Supplied passage:
---------------
The SmartPhone invasion is a major trend. It is estimated that 2014 will be the year that SmartPhones overtake computers as the principle means to browse the Web. On average those screens are getting larger. The Apple iPhone, the most popular SmartPhone around, just moved its screen up from 3.5 inches to 4 inches. Samsung released the Galaxy S III phone with a 4.8 inch screen and the new Note 2 "phablet", i.e. phone-tablet (screen so large it borders on tablet size) with a 5.5 inch screen. BUT, those screens are tiny compared to a 15 inch laptop computer even if the trend is for bigger screens they are still small.
What this means for your business is keeping small screens in mind as you create a website. You can, and you should, design your site to detect what type of device a user has and deliver a version best for them. Any time you type in the "dub dub dub" of a website your computer device (phone or computer) is actually making an information request to a server that hosts your website. In making that request your device passes along some information like where it exists on the Internet, operating system information and which browser is making the request. Programmers can use that information to deliver different results for different users.
In general, what you end up creating is two different websites BUT if you work with your programmers ahead of time it only takes about ten to twenty percent more effort to offer a nice alternative for those small screens. Mobile sites tend to "stack" all the information on top of each other. So a site that is two columns, say text on the left and photos on the right will have text followed under it by a photo and more text, more photos, etc. That makes the page both more readible and easy to navigate. Also, many times graphics are either eliminated or swapped out for low-resolution graphics.
The assumption is lots of those SmartPhones are on cellular data networks which are much slower than the general Internet. People are a bit more patient when downloading off cellular networks but everyone has limits to their patience. Ten seconds is about the limit for attention span. You don't want to lose visitors for slow sites so shrinking graphics is a good way to go. You also need to drop complex code and technologies like Adobe flash. Many sites create mobile apps so there is zero download time for the graphics. The app itself contains all the navigation and visual structure. The users are just hitting the servers for data only so the experience is much, much faster. However, people tend to get "app'ed" out and you need to build a different app for each mobile operating system (droid and iOS). On the go, people just want information. You will need the mobile website anyways. So unless you have a very particular reason for an app - go with a good mobile website.
A more plain looking mobile site is perfectly acceptable to users. This expectation will change over time as cellular data gets faster and SmartPhone screens start to enlarge. For now, the top one and two reasons people are using their phones for your site is to get your phone number and find your location. You want to make sure your mobile version has those two pieces of information right up front.
Embrace the future and plan your website for small screens. It will only help your business.
---------------
[Collection entries]
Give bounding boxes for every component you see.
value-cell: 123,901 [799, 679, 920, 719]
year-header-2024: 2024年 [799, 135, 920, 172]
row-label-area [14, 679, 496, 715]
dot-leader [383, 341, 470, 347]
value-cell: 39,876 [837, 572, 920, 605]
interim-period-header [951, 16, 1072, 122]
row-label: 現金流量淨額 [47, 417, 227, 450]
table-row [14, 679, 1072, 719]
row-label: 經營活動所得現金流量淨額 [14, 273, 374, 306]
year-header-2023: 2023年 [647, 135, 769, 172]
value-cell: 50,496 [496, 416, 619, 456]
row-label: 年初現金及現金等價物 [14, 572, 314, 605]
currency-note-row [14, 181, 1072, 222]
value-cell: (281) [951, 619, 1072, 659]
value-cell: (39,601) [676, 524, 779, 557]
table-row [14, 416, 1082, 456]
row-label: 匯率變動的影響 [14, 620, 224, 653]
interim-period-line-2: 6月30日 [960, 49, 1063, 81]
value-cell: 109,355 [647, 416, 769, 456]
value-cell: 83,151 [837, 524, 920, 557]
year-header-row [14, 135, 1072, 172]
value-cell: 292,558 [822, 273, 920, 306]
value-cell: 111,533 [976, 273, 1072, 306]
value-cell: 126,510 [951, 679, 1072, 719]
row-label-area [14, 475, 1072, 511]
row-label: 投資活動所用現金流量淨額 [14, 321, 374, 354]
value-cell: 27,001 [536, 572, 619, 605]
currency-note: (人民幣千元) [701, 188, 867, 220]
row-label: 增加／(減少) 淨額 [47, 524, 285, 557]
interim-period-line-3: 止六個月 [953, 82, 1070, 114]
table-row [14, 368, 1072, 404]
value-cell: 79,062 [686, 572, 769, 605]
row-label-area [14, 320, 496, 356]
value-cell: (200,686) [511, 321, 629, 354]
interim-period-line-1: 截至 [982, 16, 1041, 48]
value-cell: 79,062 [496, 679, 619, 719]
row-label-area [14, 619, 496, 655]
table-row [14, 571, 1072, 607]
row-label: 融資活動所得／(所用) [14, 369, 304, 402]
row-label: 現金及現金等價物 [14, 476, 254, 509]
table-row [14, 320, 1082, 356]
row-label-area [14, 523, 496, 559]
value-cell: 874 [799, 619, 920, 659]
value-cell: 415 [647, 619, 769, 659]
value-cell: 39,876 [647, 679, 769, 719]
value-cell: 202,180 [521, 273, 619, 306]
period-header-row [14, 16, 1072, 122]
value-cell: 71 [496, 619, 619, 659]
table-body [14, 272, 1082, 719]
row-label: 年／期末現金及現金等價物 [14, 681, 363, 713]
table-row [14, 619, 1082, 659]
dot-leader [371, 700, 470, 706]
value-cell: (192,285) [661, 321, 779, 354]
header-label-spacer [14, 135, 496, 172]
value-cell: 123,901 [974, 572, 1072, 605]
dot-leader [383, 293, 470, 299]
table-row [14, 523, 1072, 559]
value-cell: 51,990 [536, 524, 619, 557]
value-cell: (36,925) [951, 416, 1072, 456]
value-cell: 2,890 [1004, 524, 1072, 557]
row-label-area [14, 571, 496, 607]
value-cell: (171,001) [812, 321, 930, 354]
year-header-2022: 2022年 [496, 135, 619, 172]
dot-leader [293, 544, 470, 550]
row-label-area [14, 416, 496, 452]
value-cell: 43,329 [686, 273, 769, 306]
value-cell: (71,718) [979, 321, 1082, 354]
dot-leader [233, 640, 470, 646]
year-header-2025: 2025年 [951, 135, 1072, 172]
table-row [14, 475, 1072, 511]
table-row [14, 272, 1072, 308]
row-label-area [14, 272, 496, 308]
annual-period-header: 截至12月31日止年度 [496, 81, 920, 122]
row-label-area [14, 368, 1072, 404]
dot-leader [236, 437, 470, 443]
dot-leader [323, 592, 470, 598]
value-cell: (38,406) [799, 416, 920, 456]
---------------
Activity A:
Set down the article on mobile websites from "A more plain" to "help your business.".
Activity B:
Say whether each statement agrees with the article on mobile websites, giving yes or no and quoting the deciding words: (i) The Galaxy S III has a 4.8 inch screen. (ii) Offering a version for small screens takes about fifty percent more effort. (iii) Ten seconds is about the limit for attention span.
The records were taken from a different source than the text.

Output A:
A more plain looking mobile site is perfectly acceptable to users. This expectation will change over time as cellular data gets faster and SmartPhone screens start to enlarge. For now, the top one and two reasons people are using their phones for your site is to get your phone number and find your location. You want to make sure your mobile version has those two pieces of information right up front.
Embrace the future and plan your website for small screens. It will only help your business.

Output B:
(i) Yes: "Samsung released the Galaxy S III phone with a 4.8 inch screen"
(ii) No: "it only takes about ten to twenty percent more effort to offer a nice alternative for those small screens"
(iii) Yes: "Ten seconds is about the limit for attention span."